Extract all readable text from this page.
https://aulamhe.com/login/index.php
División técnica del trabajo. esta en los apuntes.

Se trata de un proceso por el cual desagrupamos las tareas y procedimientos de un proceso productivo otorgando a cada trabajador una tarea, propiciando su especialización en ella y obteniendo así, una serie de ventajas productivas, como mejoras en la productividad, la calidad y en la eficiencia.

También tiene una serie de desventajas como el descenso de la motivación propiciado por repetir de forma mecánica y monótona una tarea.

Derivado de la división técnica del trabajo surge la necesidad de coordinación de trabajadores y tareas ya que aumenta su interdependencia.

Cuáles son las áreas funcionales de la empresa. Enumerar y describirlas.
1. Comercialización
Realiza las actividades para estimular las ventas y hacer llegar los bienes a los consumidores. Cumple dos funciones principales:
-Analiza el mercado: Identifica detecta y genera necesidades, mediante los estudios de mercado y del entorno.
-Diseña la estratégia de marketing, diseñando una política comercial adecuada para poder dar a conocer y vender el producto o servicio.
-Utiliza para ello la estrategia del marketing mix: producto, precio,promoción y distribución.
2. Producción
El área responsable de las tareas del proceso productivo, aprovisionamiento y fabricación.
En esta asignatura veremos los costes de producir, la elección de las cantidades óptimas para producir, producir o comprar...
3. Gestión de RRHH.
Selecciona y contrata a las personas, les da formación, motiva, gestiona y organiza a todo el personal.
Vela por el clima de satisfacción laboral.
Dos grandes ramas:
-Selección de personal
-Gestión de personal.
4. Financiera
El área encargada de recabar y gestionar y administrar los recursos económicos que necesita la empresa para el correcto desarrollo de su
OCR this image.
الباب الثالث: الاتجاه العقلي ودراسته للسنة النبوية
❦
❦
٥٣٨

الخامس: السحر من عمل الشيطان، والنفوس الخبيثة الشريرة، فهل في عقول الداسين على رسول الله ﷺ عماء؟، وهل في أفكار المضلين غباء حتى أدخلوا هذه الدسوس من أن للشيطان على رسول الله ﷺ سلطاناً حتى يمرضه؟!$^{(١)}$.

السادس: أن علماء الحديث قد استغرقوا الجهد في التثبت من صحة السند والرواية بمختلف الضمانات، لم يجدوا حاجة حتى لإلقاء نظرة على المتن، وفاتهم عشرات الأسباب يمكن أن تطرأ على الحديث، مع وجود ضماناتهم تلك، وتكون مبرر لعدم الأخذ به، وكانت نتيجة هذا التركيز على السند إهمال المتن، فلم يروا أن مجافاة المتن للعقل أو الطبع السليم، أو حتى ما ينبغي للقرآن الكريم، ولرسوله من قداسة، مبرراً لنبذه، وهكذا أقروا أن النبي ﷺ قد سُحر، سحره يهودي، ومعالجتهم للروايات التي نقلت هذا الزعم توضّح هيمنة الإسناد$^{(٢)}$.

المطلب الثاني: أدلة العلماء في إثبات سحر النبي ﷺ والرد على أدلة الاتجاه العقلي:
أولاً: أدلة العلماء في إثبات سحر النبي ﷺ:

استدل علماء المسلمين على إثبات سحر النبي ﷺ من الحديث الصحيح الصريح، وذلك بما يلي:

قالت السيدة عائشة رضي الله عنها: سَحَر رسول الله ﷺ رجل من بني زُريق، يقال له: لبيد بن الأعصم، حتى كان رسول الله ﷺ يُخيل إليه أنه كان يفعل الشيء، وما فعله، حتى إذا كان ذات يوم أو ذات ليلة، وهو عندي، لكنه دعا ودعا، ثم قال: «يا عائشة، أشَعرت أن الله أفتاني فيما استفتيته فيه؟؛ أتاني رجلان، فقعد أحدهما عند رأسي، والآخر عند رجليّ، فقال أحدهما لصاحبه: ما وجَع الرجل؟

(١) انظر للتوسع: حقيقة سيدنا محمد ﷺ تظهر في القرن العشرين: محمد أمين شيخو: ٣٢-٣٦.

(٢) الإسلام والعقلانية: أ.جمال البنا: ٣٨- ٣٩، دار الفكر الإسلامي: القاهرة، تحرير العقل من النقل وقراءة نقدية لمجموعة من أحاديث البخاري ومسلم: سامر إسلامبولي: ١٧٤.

::::

## WRITTEN PROBLEM
Copy out all the entries shown above, character for character.

## FULL OUTPUT
Extract all readable text from this page.
https://aulamhe.com/login/index.php
División técnica del trabajo. esta en los apuntes.

Se trata de un proceso por el cual desagrupamos las tareas y procedimientos de un proceso productivo otorgando a cada trabajador una tarea, propiciando su especialización en ella y obteniendo así, una serie de ventajas productivas, como mejoras en la productividad, la calidad y en la eficiencia.

También tiene una serie de desventajas como el descenso de la motivación propiciado por repetir de forma mecánica y monótona una tarea.

Derivado de la división técnica del trabajo surge la necesidad de coordinación de trabajadores y tareas ya que aumenta su interdependencia.

Cuáles son las áreas funcionales de la empresa. Enumerar y describirlas.
1. Comercialización
Realiza las actividades para estimular las ventas y hacer llegar los bienes a los consumidores. Cumple dos funciones principales:
-Analiza el mercado: Identifica detecta y genera necesidades, mediante los estudios de mercado y del entorno.
-Diseña la estratégia de marketing, diseñando una política comercial adecuada para poder dar a conocer y vender el producto o servicio.
-Utiliza para ello la estrategia del marketing mix: producto, precio,promoción y distribución.
2. Producción
El área responsable de las tareas del proceso productivo, aprovisionamiento y fabricación.
En esta asignatura veremos los costes de producir, la elección de las cantidades óptimas para producir, producir o comprar...
3. Gestión de RRHH.
Selecciona y contrata a las personas, les da formación, motiva, gestiona y organiza a todo el personal.
Vela por el clima de satisfacción laboral.
Dos grandes ramas:
-Selección de personal
-Gestión de personal.
4. Financiera
El área encargada de recabar y gestionar y administrar los recursos económicos que necesita la empresa para el correcto desarrollo de su
OCR this image.
الباب الثالث: الاتجاه العقلي ودراسته للسنة النبوية
❦
❦
٥٣٨

الخامس: السحر من عمل الشيطان، والنفوس الخبيثة الشريرة، فهل في عقول الداسين على رسول الله ﷺ عماء؟، وهل في أفكار المضلين غباء حتى أدخلوا هذه الدسوس من أن للشيطان على رسول الله ﷺ سلطاناً حتى يمرضه؟!$^{(١)}$.

السادس: أن علماء الحديث قد استغرقوا الجهد في التثبت من صحة السند والرواية بمختلف الضمانات، لم يجدوا حاجة حتى لإلقاء نظرة على المتن، وفاتهم عشرات الأسباب يمكن أن تطرأ على الحديث، مع وجود ضماناتهم تلك، وتكون مبرر لعدم الأخذ به، وكانت نتيجة هذا التركيز على السند إهمال المتن، فلم يروا أن مجافاة المتن للعقل أو الطبع السليم، أو حتى ما ينبغي للقرآن الكريم، ولرسوله من قداسة، مبرراً لنبذه، وهكذا أقروا أن النبي ﷺ قد سُحر، سحره يهودي، ومعالجتهم للروايات التي نقلت هذا الزعم توضّح هيمنة الإسناد$^{(٢)}$.

المطلب الثاني: أدلة العلماء في إثبات سحر النبي ﷺ والرد على أدلة الاتجاه العقلي:
أولاً: أدلة العلماء في إثبات سحر النبي ﷺ:

استدل علماء المسلمين على إثبات سحر النبي ﷺ من الحديث الصحيح الصريح، وذلك بما يلي:

قالت السيدة عائشة رضي الله عنها: سَحَر رسول الله ﷺ رجل من بني زُريق، يقال له: لبيد بن الأعصم، حتى كان رسول الله ﷺ يُخيل إليه أنه كان يفعل الشيء، وما فعله، حتى إذا كان ذات يوم أو ذات ليلة، وهو عندي، لكنه دعا ودعا، ثم قال: «يا عائشة، أشَعرت أن الله أفتاني فيما استفتيته فيه؟؛ أتاني رجلان، فقعد أحدهما عند رأسي، والآخر عند رجليّ، فقال أحدهما لصاحبه: ما وجَع الرجل؟

(١) انظر للتوسع: حقيقة سيدنا محمد ﷺ تظهر في القرن العشرين: محمد أمين شيخو: ٣٢-٣٦.

(٢) الإسلام والعقلانية: أ.جمال البنا: ٣٨- ٣٩، دار الفكر الإسلامي: القاهرة، تحرير العقل من النقل وقراءة نقدية لمجموعة من أحاديث البخاري ومسلم: سامر إسلامبولي: ١٧٤.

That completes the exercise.